Exercise task
How many lines of the items below contain the string "sent", with case counting? Tally them and reply with the number alone.

Stored data entries
[Start]

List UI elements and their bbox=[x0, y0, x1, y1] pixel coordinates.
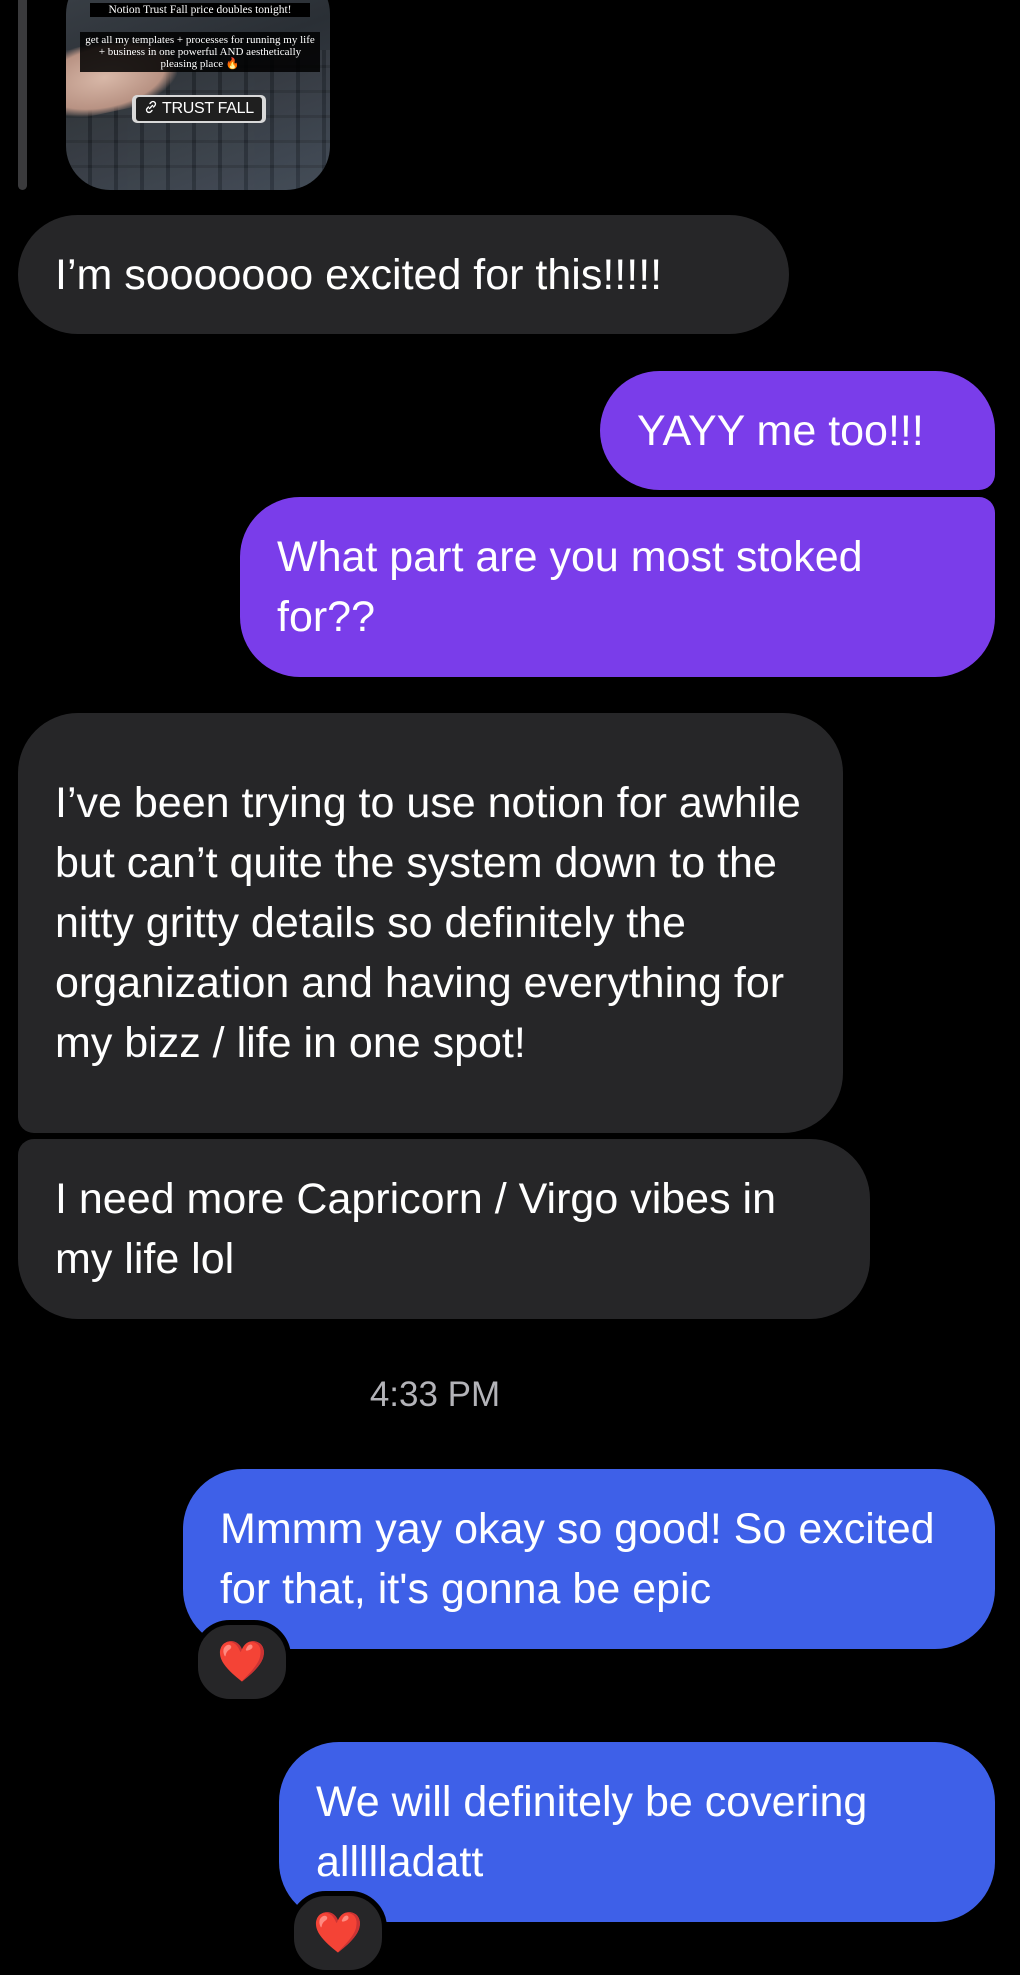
link-icon bbox=[144, 100, 158, 119]
message-text: What part are you most stoked for?? bbox=[277, 533, 863, 641]
heart-icon: ❤️ bbox=[217, 1640, 267, 1684]
message-received[interactable]: I’m sooooooo excited for this!!!!! bbox=[18, 215, 789, 334]
heart-icon: ❤️ bbox=[313, 1911, 363, 1955]
message-text: I’m sooooooo excited for this!!!!! bbox=[55, 250, 663, 299]
message-text: I need more Capricorn / Virgo vibes in m… bbox=[55, 1175, 777, 1283]
heart-reaction[interactable]: ❤️ bbox=[193, 1620, 291, 1704]
message-sent[interactable]: What part are you most stoked for?? bbox=[240, 497, 995, 677]
message-text: YAYY me too!!! bbox=[637, 406, 924, 455]
message-sent[interactable]: YAYY me too!!! bbox=[600, 371, 995, 490]
heart-reaction[interactable]: ❤️ bbox=[289, 1891, 387, 1975]
story-link-sticker[interactable]: TRUST FALL bbox=[132, 95, 266, 123]
message-sent[interactable]: We will definitely be covering alllllada… bbox=[279, 1742, 995, 1922]
reply-thread-line bbox=[18, 0, 27, 190]
message-sent[interactable]: Mmmm yay okay so good! So excited for th… bbox=[183, 1469, 995, 1649]
message-received[interactable]: I’ve been trying to use notion for awhil… bbox=[18, 713, 843, 1133]
message-text: We will definitely be covering alllllada… bbox=[316, 1778, 868, 1886]
message-text: I’ve been trying to use notion for awhil… bbox=[55, 779, 801, 1067]
message-received[interactable]: I need more Capricorn / Virgo vibes in m… bbox=[18, 1139, 870, 1319]
story-link-label: TRUST FALL bbox=[162, 100, 254, 117]
story-caption-body: get all my templates + processes for run… bbox=[80, 32, 320, 72]
story-caption-title: Notion Trust Fall price doubles tonight! bbox=[90, 3, 310, 17]
story-preview[interactable]: Notion Trust Fall price doubles tonight!… bbox=[66, 0, 330, 190]
message-text: Mmmm yay okay so good! So excited for th… bbox=[220, 1505, 935, 1613]
message-timestamp: 4:33 PM bbox=[369, 1375, 501, 1414]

[End]

Exercise result
4